SHORT TASK:
Write out every line of the material as it stands, apart from the pictures.
***** EXERCISE INPUTS
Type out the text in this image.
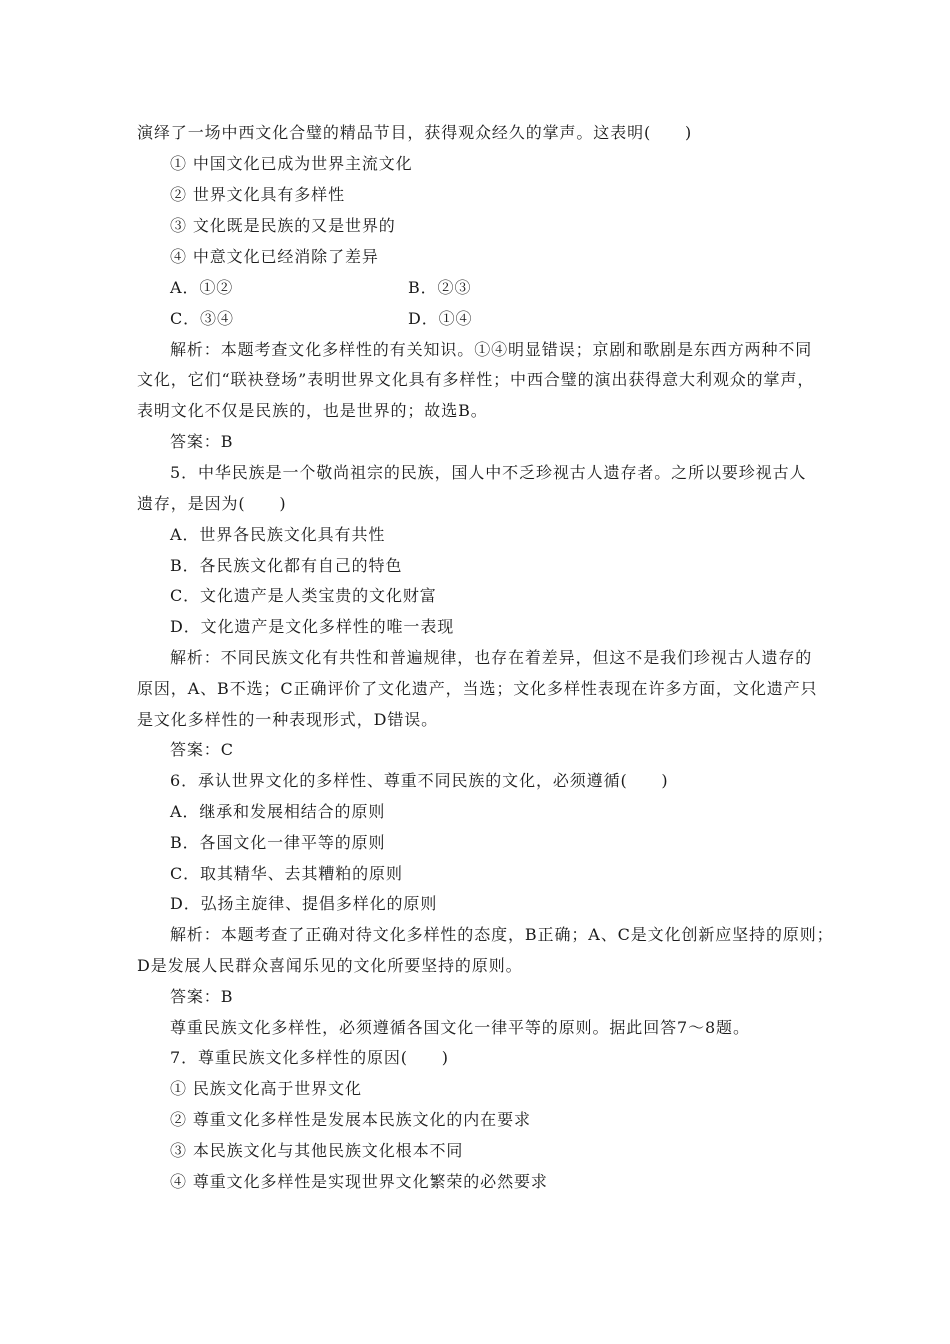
演绎了一场中西文化合璧的精品节目，获得观众经久的掌声。这表明(　　)
① 中国文化已成为世界主流文化
② 世界文化具有多样性
③ 文化既是民族的又是世界的
④ 中意文化已经消除了差异
A．①②	B．②③
C．③④	D．①④
解析：本题考查文化多样性的有关知识。①④明显错误；京剧和歌剧是东西方两种不同
文化，它们“联袂登场”表明世界文化具有多样性；中西合璧的演出获得意大利观众的掌声，
表明文化不仅是民族的，也是世界的；故选B。
答案：B
5．中华民族是一个敬尚祖宗的民族，国人中不乏珍视古人遗存者。之所以要珍视古人
遗存，是因为(　　)
A．世界各民族文化具有共性
B．各民族文化都有自己的特色
C．文化遗产是人类宝贵的文化财富
D．文化遗产是文化多样性的唯一表现
解析：不同民族文化有共性和普遍规律，也存在着差异，但这不是我们珍视古人遗存的
原因，A、B不选；C正确评价了文化遗产，当选；文化多样性表现在许多方面，文化遗产只
是文化多样性的一种表现形式，D错误。
答案：C
6．承认世界文化的多样性、尊重不同民族的文化，必须遵循(　　)
A．继承和发展相结合的原则
B．各国文化一律平等的原则
C．取其精华、去其糟粕的原则
D．弘扬主旋律、提倡多样化的原则
解析：本题考查了正确对待文化多样性的态度，B正确；A、C是文化创新应坚持的原则；
D是发展人民群众喜闻乐见的文化所要坚持的原则。
答案：B
尊重民族文化多样性，必须遵循各国文化一律平等的原则。据此回答7～8题。
7．尊重民族文化多样性的原因(　　)
① 民族文化高于世界文化
② 尊重文化多样性是发展本民族文化的内在要求
③ 本民族文化与其他民族文化根本不同
④ 尊重文化多样性是实现世界文化繁荣的必然要求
**********
FULL OUTPUT:
Type out the text in this image.
演绎了一场中西文化合璧的精品节目，获得观众经久的掌声。这表明(　　)
① 中国文化已成为世界主流文化
② 世界文化具有多样性
③ 文化既是民族的又是世界的
④ 中意文化已经消除了差异
A．①②	B．②③
C．③④	D．①④
解析：本题考查文化多样性的有关知识。①④明显错误；京剧和歌剧是东西方两种不同
文化，它们“联袂登场”表明世界文化具有多样性；中西合璧的演出获得意大利观众的掌声，
表明文化不仅是民族的，也是世界的；故选B。
答案：B
5．中华民族是一个敬尚祖宗的民族，国人中不乏珍视古人遗存者。之所以要珍视古人
遗存，是因为(　　)
A．世界各民族文化具有共性
B．各民族文化都有自己的特色
C．文化遗产是人类宝贵的文化财富
D．文化遗产是文化多样性的唯一表现
解析：不同民族文化有共性和普遍规律，也存在着差异，但这不是我们珍视古人遗存的
原因，A、B不选；C正确评价了文化遗产，当选；文化多样性表现在许多方面，文化遗产只
是文化多样性的一种表现形式，D错误。
答案：C
6．承认世界文化的多样性、尊重不同民族的文化，必须遵循(　　)
A．继承和发展相结合的原则
B．各国文化一律平等的原则
C．取其精华、去其糟粕的原则
D．弘扬主旋律、提倡多样化的原则
解析：本题考查了正确对待文化多样性的态度，B正确；A、C是文化创新应坚持的原则；
D是发展人民群众喜闻乐见的文化所要坚持的原则。
答案：B
尊重民族文化多样性，必须遵循各国文化一律平等的原则。据此回答7～8题。
7．尊重民族文化多样性的原因(　　)
① 民族文化高于世界文化
② 尊重文化多样性是发展本民族文化的内在要求
③ 本民族文化与其他民族文化根本不同
④ 尊重文化多样性是实现世界文化繁荣的必然要求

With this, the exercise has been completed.